[Collection entries]

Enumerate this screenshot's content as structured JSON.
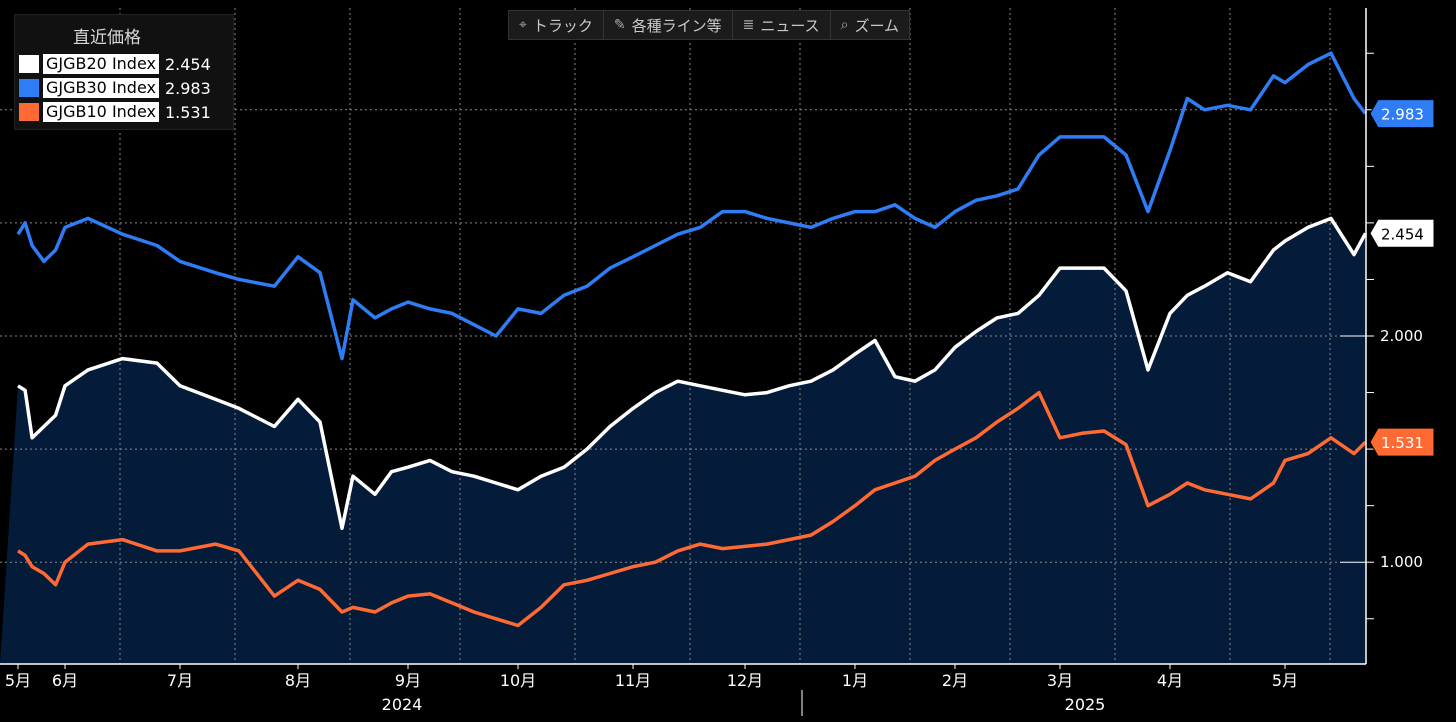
{
  "toolbar": {
    "track": "トラック",
    "lines": "各種ライン等",
    "news": "ニュース",
    "zoom": "ズーム"
  },
  "legend": {
    "title": "直近価格",
    "items": [
      {
        "name": "GJGB20 Index",
        "value": "2.454",
        "color": "#ffffff"
      },
      {
        "name": "GJGB30 Index",
        "value": "2.983",
        "color": "#2e7df5"
      },
      {
        "name": "GJGB10 Index",
        "value": "1.531",
        "color": "#ff6a33"
      }
    ]
  },
  "chart_data": {
    "type": "line",
    "ylim": [
      0.55,
      3.45
    ],
    "y_ticks": [
      "1.000",
      "2.000"
    ],
    "x_months": [
      "5月",
      "6月",
      "7月",
      "8月",
      "9月",
      "10月",
      "11月",
      "12月",
      "1月",
      "2月",
      "3月",
      "4月",
      "5月"
    ],
    "x_years": [
      "2024",
      "2025"
    ],
    "grid": true,
    "series": [
      {
        "name": "GJGB30 Index",
        "color": "#2e7df5",
        "last_value": "2.983",
        "last_label_color": "#2e7df5",
        "x": [
          0,
          0.15,
          0.3,
          0.55,
          0.8,
          1,
          1.2,
          1.5,
          1.8,
          2,
          2.3,
          2.5,
          2.8,
          3,
          3.2,
          3.4,
          3.5,
          3.7,
          3.85,
          4,
          4.2,
          4.4,
          4.6,
          4.8,
          5,
          5.2,
          5.4,
          5.6,
          5.8,
          6,
          6.2,
          6.4,
          6.6,
          6.8,
          7,
          7.2,
          7.4,
          7.6,
          7.8,
          8,
          8.2,
          8.4,
          8.6,
          8.8,
          9,
          9.2,
          9.4,
          9.6,
          9.8,
          10,
          10.2,
          10.4,
          10.6,
          10.8,
          11,
          11.15,
          11.3,
          11.5,
          11.7,
          11.9,
          12,
          12.2,
          12.4,
          12.6,
          12.7
        ],
        "values": [
          2.45,
          2.5,
          2.4,
          2.33,
          2.38,
          2.48,
          2.52,
          2.45,
          2.4,
          2.33,
          2.28,
          2.25,
          2.22,
          2.35,
          2.28,
          1.9,
          2.16,
          2.08,
          2.12,
          2.15,
          2.12,
          2.1,
          2.05,
          2.0,
          2.12,
          2.1,
          2.18,
          2.22,
          2.3,
          2.35,
          2.4,
          2.45,
          2.48,
          2.55,
          2.55,
          2.52,
          2.5,
          2.48,
          2.52,
          2.55,
          2.55,
          2.58,
          2.52,
          2.48,
          2.55,
          2.6,
          2.62,
          2.65,
          2.8,
          2.88,
          2.88,
          2.88,
          2.8,
          2.55,
          2.82,
          3.05,
          3.0,
          3.02,
          3.0,
          3.15,
          3.12,
          3.2,
          3.25,
          3.05,
          2.983
        ]
      },
      {
        "name": "GJGB20 Index",
        "color": "#ffffff",
        "last_value": "2.454",
        "last_label_color": "#ffffff",
        "x": [
          0,
          0.15,
          0.3,
          0.55,
          0.8,
          1,
          1.2,
          1.5,
          1.8,
          2,
          2.3,
          2.5,
          2.8,
          3,
          3.2,
          3.4,
          3.5,
          3.7,
          3.85,
          4,
          4.2,
          4.4,
          4.6,
          4.8,
          5,
          5.2,
          5.4,
          5.6,
          5.8,
          6,
          6.2,
          6.4,
          6.6,
          6.8,
          7,
          7.2,
          7.4,
          7.6,
          7.8,
          8,
          8.2,
          8.4,
          8.6,
          8.8,
          9,
          9.2,
          9.4,
          9.6,
          9.8,
          10,
          10.2,
          10.4,
          10.6,
          10.8,
          11,
          11.15,
          11.3,
          11.5,
          11.7,
          11.9,
          12,
          12.2,
          12.4,
          12.6,
          12.7
        ],
        "values": [
          1.78,
          1.76,
          1.55,
          1.6,
          1.65,
          1.78,
          1.85,
          1.9,
          1.88,
          1.78,
          1.72,
          1.68,
          1.6,
          1.72,
          1.62,
          1.15,
          1.38,
          1.3,
          1.4,
          1.42,
          1.45,
          1.4,
          1.38,
          1.35,
          1.32,
          1.38,
          1.42,
          1.5,
          1.6,
          1.68,
          1.75,
          1.8,
          1.78,
          1.76,
          1.74,
          1.75,
          1.78,
          1.8,
          1.85,
          1.92,
          1.98,
          1.82,
          1.8,
          1.85,
          1.95,
          2.02,
          2.08,
          2.1,
          2.18,
          2.3,
          2.3,
          2.3,
          2.2,
          1.85,
          2.1,
          2.18,
          2.22,
          2.28,
          2.24,
          2.38,
          2.42,
          2.48,
          2.52,
          2.36,
          2.454
        ]
      },
      {
        "name": "GJGB10 Index",
        "color": "#ff6a33",
        "last_value": "1.531",
        "last_label_color": "#ff6a33",
        "x": [
          0,
          0.15,
          0.3,
          0.55,
          0.8,
          1,
          1.2,
          1.5,
          1.8,
          2,
          2.3,
          2.5,
          2.8,
          3,
          3.2,
          3.4,
          3.5,
          3.7,
          3.85,
          4,
          4.2,
          4.4,
          4.6,
          4.8,
          5,
          5.2,
          5.4,
          5.6,
          5.8,
          6,
          6.2,
          6.4,
          6.6,
          6.8,
          7,
          7.2,
          7.4,
          7.6,
          7.8,
          8,
          8.2,
          8.4,
          8.6,
          8.8,
          9,
          9.2,
          9.4,
          9.6,
          9.8,
          10,
          10.2,
          10.4,
          10.6,
          10.8,
          11,
          11.15,
          11.3,
          11.5,
          11.7,
          11.9,
          12,
          12.2,
          12.4,
          12.6,
          12.7
        ],
        "values": [
          1.05,
          1.03,
          0.98,
          0.95,
          0.9,
          1.0,
          1.08,
          1.1,
          1.05,
          1.05,
          1.08,
          1.05,
          0.85,
          0.92,
          0.88,
          0.78,
          0.8,
          0.78,
          0.82,
          0.85,
          0.86,
          0.82,
          0.78,
          0.75,
          0.72,
          0.8,
          0.9,
          0.92,
          0.95,
          0.98,
          1.0,
          1.05,
          1.08,
          1.06,
          1.07,
          1.08,
          1.1,
          1.12,
          1.18,
          1.25,
          1.32,
          1.35,
          1.38,
          1.45,
          1.5,
          1.55,
          1.62,
          1.68,
          1.75,
          1.55,
          1.57,
          1.58,
          1.52,
          1.25,
          1.3,
          1.35,
          1.32,
          1.3,
          1.28,
          1.35,
          1.45,
          1.48,
          1.55,
          1.48,
          1.531
        ]
      }
    ]
  }
}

**GIVEN PROBLEM:**
Omit the pictures, and quote the material above exactly as given.

**FINISHED ANSWER:**
Enumerate this screenshot's content as structured JSON.
{
  "toolbar": {
    "track": "トラック",
    "lines": "各種ライン等",
    "news": "ニュース",
    "zoom": "ズーム"
  },
  "legend": {
    "title": "直近価格",
    "items": [
      {
        "name": "GJGB20 Index",
        "value": "2.454",
        "color": "#ffffff"
      },
      {
        "name": "GJGB30 Index",
        "value": "2.983",
        "color": "#2e7df5"
      },
      {
        "name": "GJGB10 Index",
        "value": "1.531",
        "color": "#ff6a33"
      }
    ]
  },
  "chart_data": {
    "type": "line",
    "ylim": [
      0.55,
      3.45
    ],
    "y_ticks": [
      "1.000",
      "2.000"
    ],
    "x_months": [
      "5月",
      "6月",
      "7月",
      "8月",
      "9月",
      "10月",
      "11月",
      "12月",
      "1月",
      "2月",
      "3月",
      "4月",
      "5月"
    ],
    "x_years": [
      "2024",
      "2025"
    ],
    "grid": true,
    "series": [
      {
        "name": "GJGB30 Index",
        "color": "#2e7df5",
        "last_value": "2.983",
        "last_label_color": "#2e7df5",
        "x": [
          0,
          0.15,
          0.3,
          0.55,
          0.8,
          1,
          1.2,
          1.5,
          1.8,
          2,
          2.3,
          2.5,
          2.8,
          3,
          3.2,
          3.4,
          3.5,
          3.7,
          3.85,
          4,
          4.2,
          4.4,
          4.6,
          4.8,
          5,
          5.2,
          5.4,
          5.6,
          5.8,
          6,
          6.2,
          6.4,
          6.6,
          6.8,
          7,
          7.2,
          7.4,
          7.6,
          7.8,
          8,
          8.2,
          8.4,
          8.6,
          8.8,
          9,
          9.2,
          9.4,
          9.6,
          9.8,
          10,
          10.2,
          10.4,
          10.6,
          10.8,
          11,
          11.15,
          11.3,
          11.5,
          11.7,
          11.9,
          12,
          12.2,
          12.4,
          12.6,
          12.7
        ],
        "values": [
          2.45,
          2.5,
          2.4,
          2.33,
          2.38,
          2.48,
          2.52,
          2.45,
          2.4,
          2.33,
          2.28,
          2.25,
          2.22,
          2.35,
          2.28,
          1.9,
          2.16,
          2.08,
          2.12,
          2.15,
          2.12,
          2.1,
          2.05,
          2.0,
          2.12,
          2.1,
          2.18,
          2.22,
          2.3,
          2.35,
          2.4,
          2.45,
          2.48,
          2.55,
          2.55,
          2.52,
          2.5,
          2.48,
          2.52,
          2.55,
          2.55,
          2.58,
          2.52,
          2.48,
          2.55,
          2.6,
          2.62,
          2.65,
          2.8,
          2.88,
          2.88,
          2.88,
          2.8,
          2.55,
          2.82,
          3.05,
          3.0,
          3.02,
          3.0,
          3.15,
          3.12,
          3.2,
          3.25,
          3.05,
          2.983
        ]
      },
      {
        "name": "GJGB20 Index",
        "color": "#ffffff",
        "last_value": "2.454",
        "last_label_color": "#ffffff",
        "x": [
          0,
          0.15,
          0.3,
          0.55,
          0.8,
          1,
          1.2,
          1.5,
          1.8,
          2,
          2.3,
          2.5,
          2.8,
          3,
          3.2,
          3.4,
          3.5,
          3.7,
          3.85,
          4,
          4.2,
          4.4,
          4.6,
          4.8,
          5,
          5.2,
          5.4,
          5.6,
          5.8,
          6,
          6.2,
          6.4,
          6.6,
          6.8,
          7,
          7.2,
          7.4,
          7.6,
          7.8,
          8,
          8.2,
          8.4,
          8.6,
          8.8,
          9,
          9.2,
          9.4,
          9.6,
          9.8,
          10,
          10.2,
          10.4,
          10.6,
          10.8,
          11,
          11.15,
          11.3,
          11.5,
          11.7,
          11.9,
          12,
          12.2,
          12.4,
          12.6,
          12.7
        ],
        "values": [
          1.78,
          1.76,
          1.55,
          1.6,
          1.65,
          1.78,
          1.85,
          1.9,
          1.88,
          1.78,
          1.72,
          1.68,
          1.6,
          1.72,
          1.62,
          1.15,
          1.38,
          1.3,
          1.4,
          1.42,
          1.45,
          1.4,
          1.38,
          1.35,
          1.32,
          1.38,
          1.42,
          1.5,
          1.6,
          1.68,
          1.75,
          1.8,
          1.78,
          1.76,
          1.74,
          1.75,
          1.78,
          1.8,
          1.85,
          1.92,
          1.98,
          1.82,
          1.8,
          1.85,
          1.95,
          2.02,
          2.08,
          2.1,
          2.18,
          2.3,
          2.3,
          2.3,
          2.2,
          1.85,
          2.1,
          2.18,
          2.22,
          2.28,
          2.24,
          2.38,
          2.42,
          2.48,
          2.52,
          2.36,
          2.454
        ]
      },
      {
        "name": "GJGB10 Index",
        "color": "#ff6a33",
        "last_value": "1.531",
        "last_label_color": "#ff6a33",
        "x": [
          0,
          0.15,
          0.3,
          0.55,
          0.8,
          1,
          1.2,
          1.5,
          1.8,
          2,
          2.3,
          2.5,
          2.8,
          3,
          3.2,
          3.4,
          3.5,
          3.7,
          3.85,
          4,
          4.2,
          4.4,
          4.6,
          4.8,
          5,
          5.2,
          5.4,
          5.6,
          5.8,
          6,
          6.2,
          6.4,
          6.6,
          6.8,
          7,
          7.2,
          7.4,
          7.6,
          7.8,
          8,
          8.2,
          8.4,
          8.6,
          8.8,
          9,
          9.2,
          9.4,
          9.6,
          9.8,
          10,
          10.2,
          10.4,
          10.6,
          10.8,
          11,
          11.15,
          11.3,
          11.5,
          11.7,
          11.9,
          12,
          12.2,
          12.4,
          12.6,
          12.7
        ],
        "values": [
          1.05,
          1.03,
          0.98,
          0.95,
          0.9,
          1.0,
          1.08,
          1.1,
          1.05,
          1.05,
          1.08,
          1.05,
          0.85,
          0.92,
          0.88,
          0.78,
          0.8,
          0.78,
          0.82,
          0.85,
          0.86,
          0.82,
          0.78,
          0.75,
          0.72,
          0.8,
          0.9,
          0.92,
          0.95,
          0.98,
          1.0,
          1.05,
          1.08,
          1.06,
          1.07,
          1.08,
          1.1,
          1.12,
          1.18,
          1.25,
          1.32,
          1.35,
          1.38,
          1.45,
          1.5,
          1.55,
          1.62,
          1.68,
          1.75,
          1.55,
          1.57,
          1.58,
          1.52,
          1.25,
          1.3,
          1.35,
          1.32,
          1.3,
          1.28,
          1.35,
          1.45,
          1.48,
          1.55,
          1.48,
          1.531
        ]
      }
    ]
  }
}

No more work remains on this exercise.